▶ **RECORDS FOR THIS TASK**:
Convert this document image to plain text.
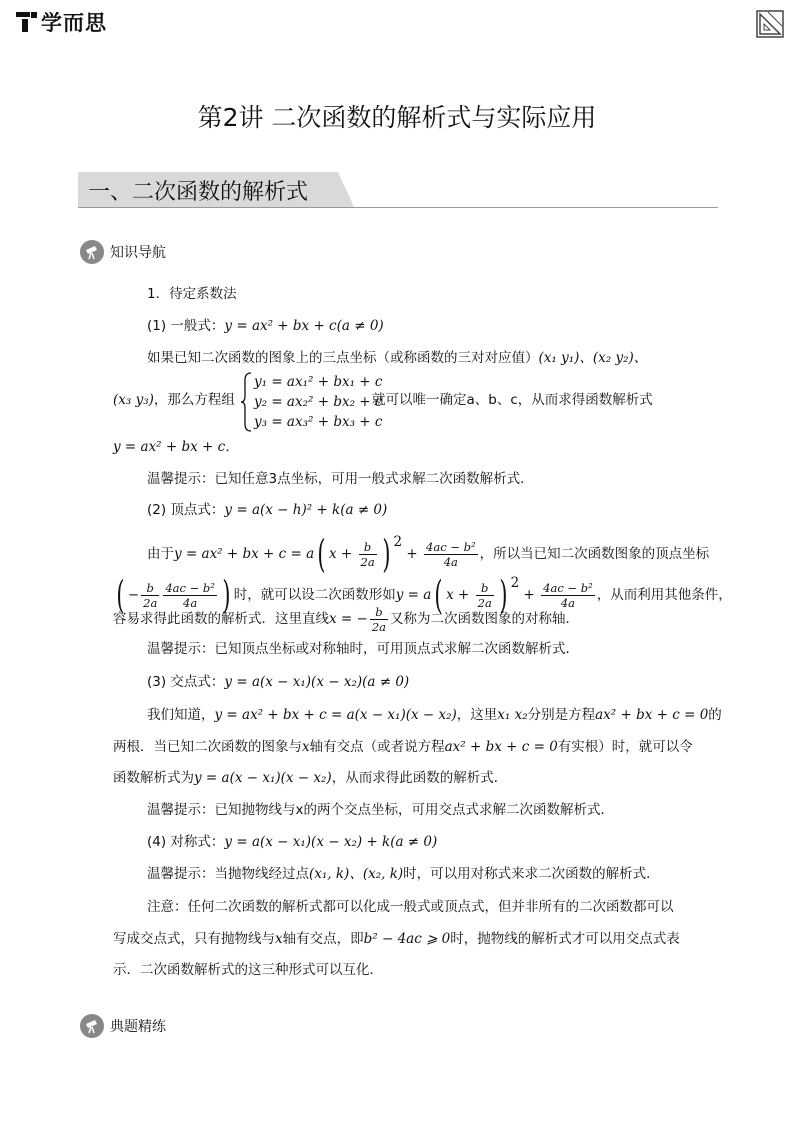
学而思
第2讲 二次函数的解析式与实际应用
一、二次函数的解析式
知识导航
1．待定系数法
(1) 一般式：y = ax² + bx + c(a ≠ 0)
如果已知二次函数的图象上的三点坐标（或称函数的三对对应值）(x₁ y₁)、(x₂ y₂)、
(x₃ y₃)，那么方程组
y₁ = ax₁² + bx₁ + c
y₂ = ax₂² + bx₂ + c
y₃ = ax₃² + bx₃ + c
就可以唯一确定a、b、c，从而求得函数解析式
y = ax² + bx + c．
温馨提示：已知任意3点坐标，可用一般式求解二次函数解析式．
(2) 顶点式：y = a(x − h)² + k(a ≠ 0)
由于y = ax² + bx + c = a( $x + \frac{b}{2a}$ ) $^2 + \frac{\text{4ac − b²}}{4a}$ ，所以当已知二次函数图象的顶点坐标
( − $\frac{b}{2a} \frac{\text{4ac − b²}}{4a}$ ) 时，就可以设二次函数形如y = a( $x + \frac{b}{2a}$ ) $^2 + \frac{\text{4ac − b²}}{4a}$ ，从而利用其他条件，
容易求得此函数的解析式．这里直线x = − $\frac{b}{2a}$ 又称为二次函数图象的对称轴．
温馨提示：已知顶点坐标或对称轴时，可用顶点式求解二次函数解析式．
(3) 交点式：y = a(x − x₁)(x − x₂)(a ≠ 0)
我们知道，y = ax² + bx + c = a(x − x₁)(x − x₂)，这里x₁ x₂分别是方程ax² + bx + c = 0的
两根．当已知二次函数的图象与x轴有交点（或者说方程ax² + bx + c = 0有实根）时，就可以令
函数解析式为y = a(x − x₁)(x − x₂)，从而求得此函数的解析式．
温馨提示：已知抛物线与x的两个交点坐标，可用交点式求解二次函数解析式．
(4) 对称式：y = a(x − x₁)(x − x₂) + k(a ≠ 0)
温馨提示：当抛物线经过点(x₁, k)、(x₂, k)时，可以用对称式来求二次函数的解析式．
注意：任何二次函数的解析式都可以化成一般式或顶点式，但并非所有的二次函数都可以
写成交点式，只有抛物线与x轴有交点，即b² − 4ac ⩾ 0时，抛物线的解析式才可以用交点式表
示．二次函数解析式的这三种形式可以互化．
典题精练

▶ **EXERCISE TASK**: Reproduce the full material exactly, excluding the pictures.

▶ **EXERCISE ANSWER**:
Convert this document image to plain text.
学而思
第2讲 二次函数的解析式与实际应用
一、二次函数的解析式
知识导航
1．待定系数法
(1) 一般式：y = ax² + bx + c(a ≠ 0)
如果已知二次函数的图象上的三点坐标（或称函数的三对对应值）(x₁ y₁)、(x₂ y₂)、
(x₃ y₃)，那么方程组
y₁ = ax₁² + bx₁ + c
y₂ = ax₂² + bx₂ + c
y₃ = ax₃² + bx₃ + c
就可以唯一确定a、b、c，从而求得函数解析式
y = ax² + bx + c．
温馨提示：已知任意3点坐标，可用一般式求解二次函数解析式．
(2) 顶点式：y = a(x − h)² + k(a ≠ 0)
由于y = ax² + bx + c = a( $x + \frac{b}{2a}$ ) $^2 + \frac{\text{4ac − b²}}{4a}$ ，所以当已知二次函数图象的顶点坐标
( − $\frac{b}{2a} \frac{\text{4ac − b²}}{4a}$ ) 时，就可以设二次函数形如y = a( $x + \frac{b}{2a}$ ) $^2 + \frac{\text{4ac − b²}}{4a}$ ，从而利用其他条件，
容易求得此函数的解析式．这里直线x = − $\frac{b}{2a}$ 又称为二次函数图象的对称轴．
温馨提示：已知顶点坐标或对称轴时，可用顶点式求解二次函数解析式．
(3) 交点式：y = a(x − x₁)(x − x₂)(a ≠ 0)
我们知道，y = ax² + bx + c = a(x − x₁)(x − x₂)，这里x₁ x₂分别是方程ax² + bx + c = 0的
两根．当已知二次函数的图象与x轴有交点（或者说方程ax² + bx + c = 0有实根）时，就可以令
函数解析式为y = a(x − x₁)(x − x₂)，从而求得此函数的解析式．
温馨提示：已知抛物线与x的两个交点坐标，可用交点式求解二次函数解析式．
(4) 对称式：y = a(x − x₁)(x − x₂) + k(a ≠ 0)
温馨提示：当抛物线经过点(x₁, k)、(x₂, k)时，可以用对称式来求二次函数的解析式．
注意：任何二次函数的解析式都可以化成一般式或顶点式，但并非所有的二次函数都可以
写成交点式，只有抛物线与x轴有交点，即b² − 4ac ⩾ 0时，抛物线的解析式才可以用交点式表
示．二次函数解析式的这三种形式可以互化．
典题精练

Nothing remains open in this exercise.